Exercise data:
********************

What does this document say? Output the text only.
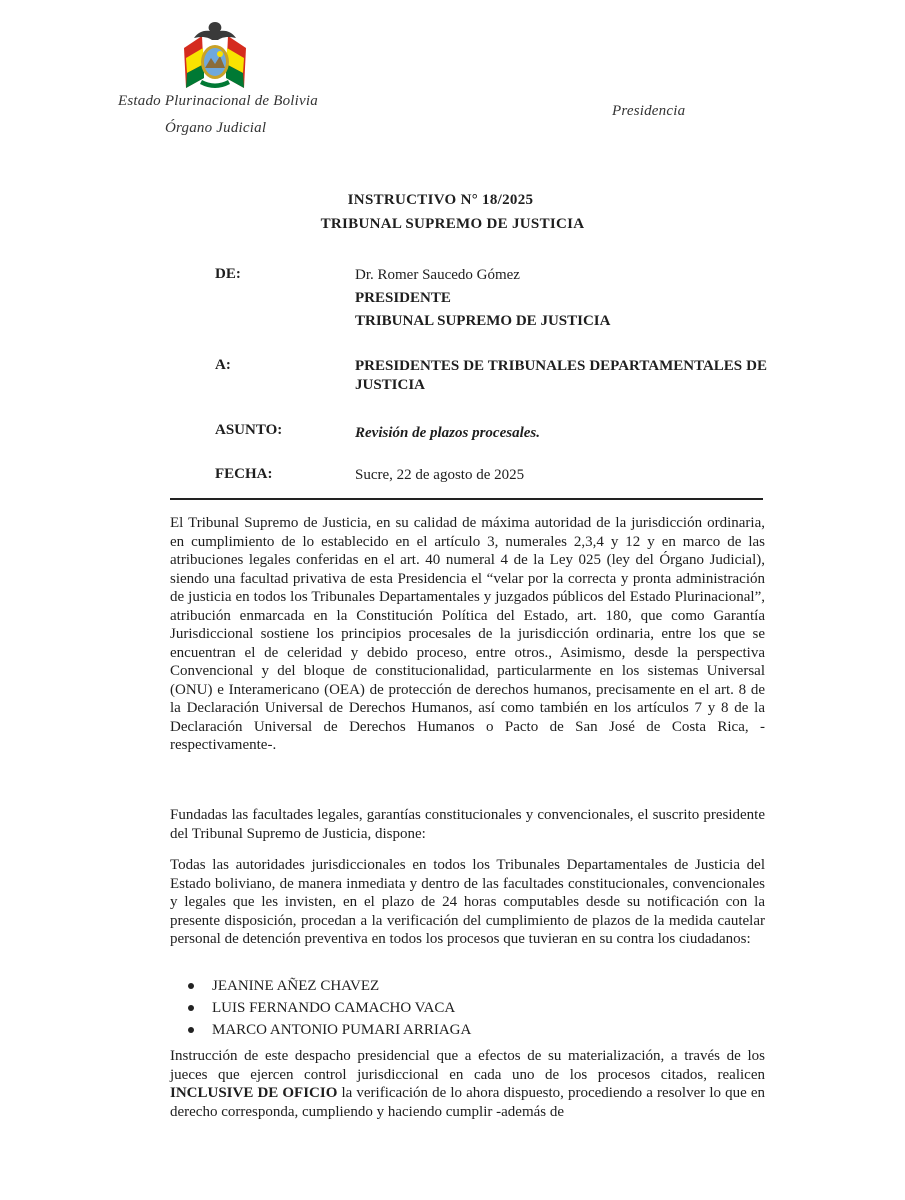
Estado Plurinacional de Bolivia
Órgano Judicial
Presidencia
INSTRUCTIVO N° 18/2025
TRIBUNAL SUPREMO DE JUSTICIA
DE:	Dr. Romer Saucedo Gómez
PRESIDENTE
TRIBUNAL SUPREMO DE JUSTICIA
A:	PRESIDENTES DE TRIBUNALES DEPARTAMENTALES DE JUSTICIA
ASUNTO:	Revisión de plazos procesales.
FECHA:	Sucre, 22 de agosto de 2025
El Tribunal Supremo de Justicia, en su calidad de máxima autoridad de la jurisdicción ordinaria, en cumplimiento de lo establecido en el artículo 3, numerales 2,3,4 y 12 y en marco de las atribuciones legales conferidas en el art. 40 numeral 4 de la Ley 025 (ley del Órgano Judicial), siendo una facultad privativa de esta Presidencia el “velar por la correcta y pronta administración de justicia en todos los Tribunales Departamentales y juzgados públicos del Estado Plurinacional”, atribución enmarcada en la Constitución Política del Estado, art. 180, que como Garantía Jurisdiccional sostiene los principios procesales de la jurisdicción ordinaria, entre los que se encuentran el de celeridad y debido proceso, entre otros., Asimismo, desde la perspectiva Convencional y del bloque de constitucionalidad, particularmente en los sistemas Universal (ONU) e Interamericano (OEA) de protección de derechos humanos, precisamente en el art. 8 de la Declaración Universal de Derechos Humanos, así como también en los artículos 7 y 8 de la Declaración Universal de Derechos Humanos o Pacto de San José de Costa Rica, -respectivamente-.
Fundadas las facultades legales, garantías constitucionales y convencionales, el suscrito presidente del Tribunal Supremo de Justicia, dispone:
Todas las autoridades jurisdiccionales en todos los Tribunales Departamentales de Justicia del Estado boliviano, de manera inmediata y dentro de las facultades constitucionales, convencionales y legales que les invisten, en el plazo de 24 horas computables desde su notificación con la presente disposición, procedan a la verificación del cumplimiento de plazos de la medida cautelar personal de detención preventiva en todos los procesos que tuvieran en su contra los ciudadanos:
JEANINE AÑEZ CHAVEZ
LUIS FERNANDO CAMACHO VACA
MARCO ANTONIO PUMARI ARRIAGA
Instrucción de este despacho presidencial que a efectos de su materialización, a través de los jueces que ejercen control jurisdiccional en cada uno de los procesos citados, realicen INCLUSIVE DE OFICIO la verificación de lo ahora dispuesto, procediendo a resolver lo que en derecho corresponda, cumpliendo y haciendo cumplir -además de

********************

Required work: Provide only the number of lines in the entries that hold the word "convencionales".

The output: 2